:: What you should do ::
How many lines of the data hold the word "page"? State the number and nothing else.

# Start of Records to process

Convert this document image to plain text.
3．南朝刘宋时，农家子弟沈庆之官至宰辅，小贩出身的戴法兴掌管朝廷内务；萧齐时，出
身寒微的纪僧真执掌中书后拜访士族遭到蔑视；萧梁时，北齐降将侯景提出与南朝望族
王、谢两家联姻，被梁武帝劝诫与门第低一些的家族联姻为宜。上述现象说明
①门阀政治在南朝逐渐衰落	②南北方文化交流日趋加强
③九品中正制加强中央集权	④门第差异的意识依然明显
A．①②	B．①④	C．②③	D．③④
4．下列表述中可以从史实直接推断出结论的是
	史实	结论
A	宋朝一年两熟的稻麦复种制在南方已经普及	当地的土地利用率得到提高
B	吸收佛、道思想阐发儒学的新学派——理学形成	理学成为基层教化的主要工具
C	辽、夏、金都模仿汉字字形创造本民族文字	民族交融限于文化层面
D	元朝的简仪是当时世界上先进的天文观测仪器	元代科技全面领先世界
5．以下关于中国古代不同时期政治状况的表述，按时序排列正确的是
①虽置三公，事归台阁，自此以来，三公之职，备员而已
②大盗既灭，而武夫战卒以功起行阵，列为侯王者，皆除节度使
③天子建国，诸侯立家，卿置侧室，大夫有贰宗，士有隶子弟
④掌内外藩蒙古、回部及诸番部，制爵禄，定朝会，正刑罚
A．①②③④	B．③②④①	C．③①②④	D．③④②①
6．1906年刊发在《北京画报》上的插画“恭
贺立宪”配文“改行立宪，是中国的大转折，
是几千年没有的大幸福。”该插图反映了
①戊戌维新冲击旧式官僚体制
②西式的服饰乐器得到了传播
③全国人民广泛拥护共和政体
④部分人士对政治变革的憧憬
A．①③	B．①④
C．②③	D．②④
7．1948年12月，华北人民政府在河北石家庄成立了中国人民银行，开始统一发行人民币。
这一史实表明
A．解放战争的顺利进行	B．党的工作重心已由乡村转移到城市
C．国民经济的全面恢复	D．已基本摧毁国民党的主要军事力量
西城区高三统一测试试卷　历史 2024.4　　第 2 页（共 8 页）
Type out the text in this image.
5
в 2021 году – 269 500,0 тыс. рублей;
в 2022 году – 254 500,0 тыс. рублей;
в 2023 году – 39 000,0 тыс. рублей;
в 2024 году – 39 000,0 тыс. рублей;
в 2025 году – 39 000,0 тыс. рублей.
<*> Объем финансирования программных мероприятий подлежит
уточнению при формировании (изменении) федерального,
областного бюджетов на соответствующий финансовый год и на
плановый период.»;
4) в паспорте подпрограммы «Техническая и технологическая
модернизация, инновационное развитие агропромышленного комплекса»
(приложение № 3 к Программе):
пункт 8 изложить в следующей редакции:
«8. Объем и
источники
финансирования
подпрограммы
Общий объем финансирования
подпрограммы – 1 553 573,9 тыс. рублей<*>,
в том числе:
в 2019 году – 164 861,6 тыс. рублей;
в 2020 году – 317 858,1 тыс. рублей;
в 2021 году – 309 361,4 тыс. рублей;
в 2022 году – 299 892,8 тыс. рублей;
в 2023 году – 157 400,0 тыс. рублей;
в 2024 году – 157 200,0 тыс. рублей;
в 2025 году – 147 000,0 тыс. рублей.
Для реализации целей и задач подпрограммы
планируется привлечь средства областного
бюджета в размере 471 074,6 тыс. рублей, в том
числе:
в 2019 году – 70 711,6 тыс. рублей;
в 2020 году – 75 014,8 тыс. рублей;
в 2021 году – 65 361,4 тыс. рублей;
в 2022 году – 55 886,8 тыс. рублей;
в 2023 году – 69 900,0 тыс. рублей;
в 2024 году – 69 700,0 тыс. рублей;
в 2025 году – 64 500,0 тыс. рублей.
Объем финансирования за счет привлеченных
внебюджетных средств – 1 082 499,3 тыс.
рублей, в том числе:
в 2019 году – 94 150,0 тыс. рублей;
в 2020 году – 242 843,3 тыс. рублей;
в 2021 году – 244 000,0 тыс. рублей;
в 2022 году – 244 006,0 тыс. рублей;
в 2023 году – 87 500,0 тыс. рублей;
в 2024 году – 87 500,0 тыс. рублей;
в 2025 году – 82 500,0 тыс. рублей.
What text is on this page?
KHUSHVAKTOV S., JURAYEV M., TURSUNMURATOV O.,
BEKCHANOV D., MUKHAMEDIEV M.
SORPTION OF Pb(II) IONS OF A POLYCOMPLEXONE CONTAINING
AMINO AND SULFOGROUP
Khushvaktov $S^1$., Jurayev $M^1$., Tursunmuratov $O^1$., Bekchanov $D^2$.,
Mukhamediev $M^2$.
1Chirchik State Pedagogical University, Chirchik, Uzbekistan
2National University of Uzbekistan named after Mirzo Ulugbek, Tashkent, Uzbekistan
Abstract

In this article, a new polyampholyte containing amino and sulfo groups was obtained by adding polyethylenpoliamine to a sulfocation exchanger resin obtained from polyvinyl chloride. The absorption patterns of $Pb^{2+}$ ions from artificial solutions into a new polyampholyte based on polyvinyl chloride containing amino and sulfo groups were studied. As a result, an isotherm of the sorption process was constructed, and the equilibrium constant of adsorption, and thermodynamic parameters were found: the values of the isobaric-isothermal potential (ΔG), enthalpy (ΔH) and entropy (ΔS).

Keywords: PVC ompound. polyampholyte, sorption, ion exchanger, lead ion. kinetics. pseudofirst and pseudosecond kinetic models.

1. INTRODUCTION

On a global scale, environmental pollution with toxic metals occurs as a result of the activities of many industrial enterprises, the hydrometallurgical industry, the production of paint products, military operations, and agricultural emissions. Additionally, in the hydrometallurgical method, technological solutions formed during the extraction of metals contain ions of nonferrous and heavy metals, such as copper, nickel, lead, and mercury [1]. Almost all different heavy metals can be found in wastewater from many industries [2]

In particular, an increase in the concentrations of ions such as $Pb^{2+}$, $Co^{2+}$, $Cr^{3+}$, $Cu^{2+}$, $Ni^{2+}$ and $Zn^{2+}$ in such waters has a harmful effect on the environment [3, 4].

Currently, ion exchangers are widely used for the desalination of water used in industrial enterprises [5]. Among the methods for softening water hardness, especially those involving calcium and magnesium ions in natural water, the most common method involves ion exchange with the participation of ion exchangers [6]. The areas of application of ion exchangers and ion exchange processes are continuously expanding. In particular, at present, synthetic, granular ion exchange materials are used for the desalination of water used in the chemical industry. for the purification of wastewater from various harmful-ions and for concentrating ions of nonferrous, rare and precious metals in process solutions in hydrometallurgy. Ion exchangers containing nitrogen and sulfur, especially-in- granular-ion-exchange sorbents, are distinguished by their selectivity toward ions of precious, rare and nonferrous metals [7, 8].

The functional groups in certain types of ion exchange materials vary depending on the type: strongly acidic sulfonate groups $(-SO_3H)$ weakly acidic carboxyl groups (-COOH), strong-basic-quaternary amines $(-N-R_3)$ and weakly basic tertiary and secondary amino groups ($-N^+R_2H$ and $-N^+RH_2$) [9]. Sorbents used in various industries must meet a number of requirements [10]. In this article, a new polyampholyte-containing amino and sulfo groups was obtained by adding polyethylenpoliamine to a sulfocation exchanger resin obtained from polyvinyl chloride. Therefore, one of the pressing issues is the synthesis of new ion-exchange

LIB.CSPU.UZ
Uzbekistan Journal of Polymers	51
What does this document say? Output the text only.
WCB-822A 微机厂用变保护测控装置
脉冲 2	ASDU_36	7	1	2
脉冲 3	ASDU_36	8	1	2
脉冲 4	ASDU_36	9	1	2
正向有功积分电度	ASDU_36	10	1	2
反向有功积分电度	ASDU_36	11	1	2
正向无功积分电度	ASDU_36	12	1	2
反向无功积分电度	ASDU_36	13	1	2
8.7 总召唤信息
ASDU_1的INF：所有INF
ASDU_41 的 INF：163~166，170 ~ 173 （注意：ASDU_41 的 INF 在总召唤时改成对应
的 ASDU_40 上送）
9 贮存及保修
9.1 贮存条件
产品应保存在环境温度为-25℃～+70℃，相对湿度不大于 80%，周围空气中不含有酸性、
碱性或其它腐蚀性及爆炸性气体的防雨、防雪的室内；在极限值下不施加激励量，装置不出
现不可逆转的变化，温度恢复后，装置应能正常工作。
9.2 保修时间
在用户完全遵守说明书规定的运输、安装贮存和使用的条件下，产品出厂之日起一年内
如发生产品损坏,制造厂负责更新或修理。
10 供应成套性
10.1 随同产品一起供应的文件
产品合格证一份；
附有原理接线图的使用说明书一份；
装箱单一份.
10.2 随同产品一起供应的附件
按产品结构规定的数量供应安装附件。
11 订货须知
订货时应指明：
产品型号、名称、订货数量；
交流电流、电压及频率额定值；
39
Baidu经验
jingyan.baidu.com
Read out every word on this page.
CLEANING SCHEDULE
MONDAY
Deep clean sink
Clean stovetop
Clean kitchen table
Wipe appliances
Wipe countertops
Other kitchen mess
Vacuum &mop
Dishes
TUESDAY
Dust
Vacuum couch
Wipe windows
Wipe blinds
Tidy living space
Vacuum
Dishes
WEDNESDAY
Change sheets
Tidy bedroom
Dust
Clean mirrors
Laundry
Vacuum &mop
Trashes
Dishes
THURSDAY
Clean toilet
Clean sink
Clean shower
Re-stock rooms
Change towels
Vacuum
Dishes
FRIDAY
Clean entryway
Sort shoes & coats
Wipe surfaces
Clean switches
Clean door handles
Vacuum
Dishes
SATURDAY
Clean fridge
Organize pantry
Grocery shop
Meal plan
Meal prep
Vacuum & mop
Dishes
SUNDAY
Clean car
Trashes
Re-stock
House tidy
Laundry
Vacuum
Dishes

# End of Records to process

:: Correct result ::
2